GIVEN REQUEST
In your copy, leave out the pictures and repeat the entries below exactly.
☆ ☆ ☆ ☆
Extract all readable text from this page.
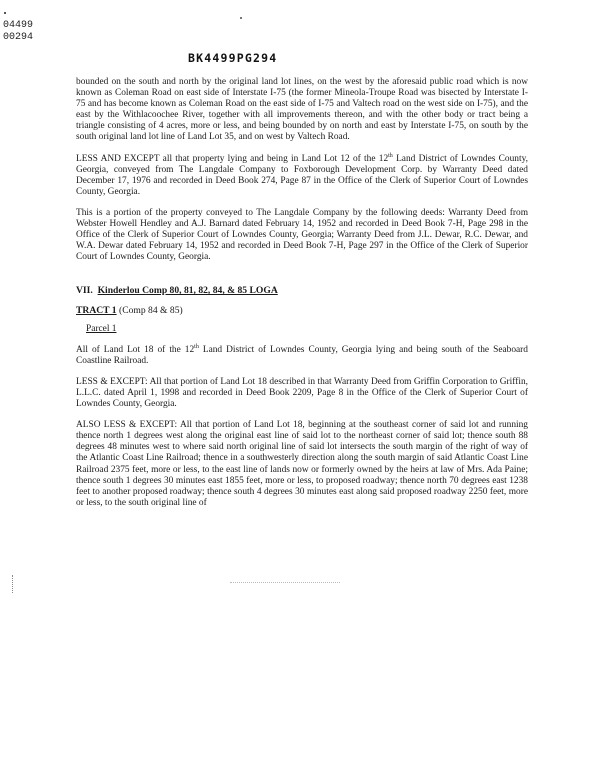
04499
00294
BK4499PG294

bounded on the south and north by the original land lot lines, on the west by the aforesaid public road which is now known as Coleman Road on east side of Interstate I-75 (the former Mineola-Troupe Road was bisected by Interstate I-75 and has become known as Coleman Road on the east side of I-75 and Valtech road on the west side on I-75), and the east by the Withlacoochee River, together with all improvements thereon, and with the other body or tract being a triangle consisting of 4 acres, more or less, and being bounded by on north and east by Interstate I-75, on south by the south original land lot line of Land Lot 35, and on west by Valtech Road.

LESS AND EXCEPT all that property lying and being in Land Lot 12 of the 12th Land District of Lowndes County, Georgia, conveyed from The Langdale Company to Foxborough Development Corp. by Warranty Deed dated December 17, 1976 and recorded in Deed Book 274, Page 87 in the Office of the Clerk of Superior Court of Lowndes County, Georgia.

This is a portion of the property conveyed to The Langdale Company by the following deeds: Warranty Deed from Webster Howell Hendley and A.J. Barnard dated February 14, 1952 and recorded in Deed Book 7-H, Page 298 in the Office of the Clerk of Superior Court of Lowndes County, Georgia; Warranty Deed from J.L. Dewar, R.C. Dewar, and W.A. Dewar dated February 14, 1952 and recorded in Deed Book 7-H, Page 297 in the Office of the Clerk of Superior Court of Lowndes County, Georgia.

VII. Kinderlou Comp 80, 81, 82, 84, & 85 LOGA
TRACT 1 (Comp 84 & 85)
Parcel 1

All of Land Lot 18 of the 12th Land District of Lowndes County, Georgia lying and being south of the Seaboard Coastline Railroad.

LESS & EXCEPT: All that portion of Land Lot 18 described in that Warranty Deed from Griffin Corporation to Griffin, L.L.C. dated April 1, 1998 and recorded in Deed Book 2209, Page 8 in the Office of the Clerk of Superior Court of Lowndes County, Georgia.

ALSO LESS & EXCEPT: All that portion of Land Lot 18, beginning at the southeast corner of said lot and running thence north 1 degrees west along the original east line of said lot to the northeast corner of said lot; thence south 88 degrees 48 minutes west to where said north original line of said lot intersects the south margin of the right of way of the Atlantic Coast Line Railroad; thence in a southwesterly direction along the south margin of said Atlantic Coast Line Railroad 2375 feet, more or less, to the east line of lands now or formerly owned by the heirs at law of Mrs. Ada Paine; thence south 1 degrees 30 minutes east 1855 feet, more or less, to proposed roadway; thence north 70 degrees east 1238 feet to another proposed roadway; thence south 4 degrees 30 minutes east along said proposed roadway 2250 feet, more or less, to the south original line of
☆ ☆ ☆ ☆
RESPONSE
Extract all readable text from this page.
04499
00294
BK4499PG294

bounded on the south and north by the original land lot lines, on the west by the aforesaid public road which is now known as Coleman Road on east side of Interstate I-75 (the former Mineola-Troupe Road was bisected by Interstate I-75 and has become known as Coleman Road on the east side of I-75 and Valtech road on the west side on I-75), and the east by the Withlacoochee River, together with all improvements thereon, and with the other body or tract being a triangle consisting of 4 acres, more or less, and being bounded by on north and east by Interstate I-75, on south by the south original land lot line of Land Lot 35, and on west by Valtech Road.

LESS AND EXCEPT all that property lying and being in Land Lot 12 of the 12th Land District of Lowndes County, Georgia, conveyed from The Langdale Company to Foxborough Development Corp. by Warranty Deed dated December 17, 1976 and recorded in Deed Book 274, Page 87 in the Office of the Clerk of Superior Court of Lowndes County, Georgia.

This is a portion of the property conveyed to The Langdale Company by the following deeds: Warranty Deed from Webster Howell Hendley and A.J. Barnard dated February 14, 1952 and recorded in Deed Book 7-H, Page 298 in the Office of the Clerk of Superior Court of Lowndes County, Georgia; Warranty Deed from J.L. Dewar, R.C. Dewar, and W.A. Dewar dated February 14, 1952 and recorded in Deed Book 7-H, Page 297 in the Office of the Clerk of Superior Court of Lowndes County, Georgia.

VII. Kinderlou Comp 80, 81, 82, 84, & 85 LOGA
TRACT 1 (Comp 84 & 85)
Parcel 1

All of Land Lot 18 of the 12th Land District of Lowndes County, Georgia lying and being south of the Seaboard Coastline Railroad.

LESS & EXCEPT: All that portion of Land Lot 18 described in that Warranty Deed from Griffin Corporation to Griffin, L.L.C. dated April 1, 1998 and recorded in Deed Book 2209, Page 8 in the Office of the Clerk of Superior Court of Lowndes County, Georgia.

ALSO LESS & EXCEPT: All that portion of Land Lot 18, beginning at the southeast corner of said lot and running thence north 1 degrees west along the original east line of said lot to the northeast corner of said lot; thence south 88 degrees 48 minutes west to where said north original line of said lot intersects the south margin of the right of way of the Atlantic Coast Line Railroad; thence in a southwesterly direction along the south margin of said Atlantic Coast Line Railroad 2375 feet, more or less, to the east line of lands now or formerly owned by the heirs at law of Mrs. Ada Paine; thence south 1 degrees 30 minutes east 1855 feet, more or less, to proposed roadway; thence north 70 degrees east 1238 feet to another proposed roadway; thence south 4 degrees 30 minutes east along said proposed roadway 2250 feet, more or less, to the south original line of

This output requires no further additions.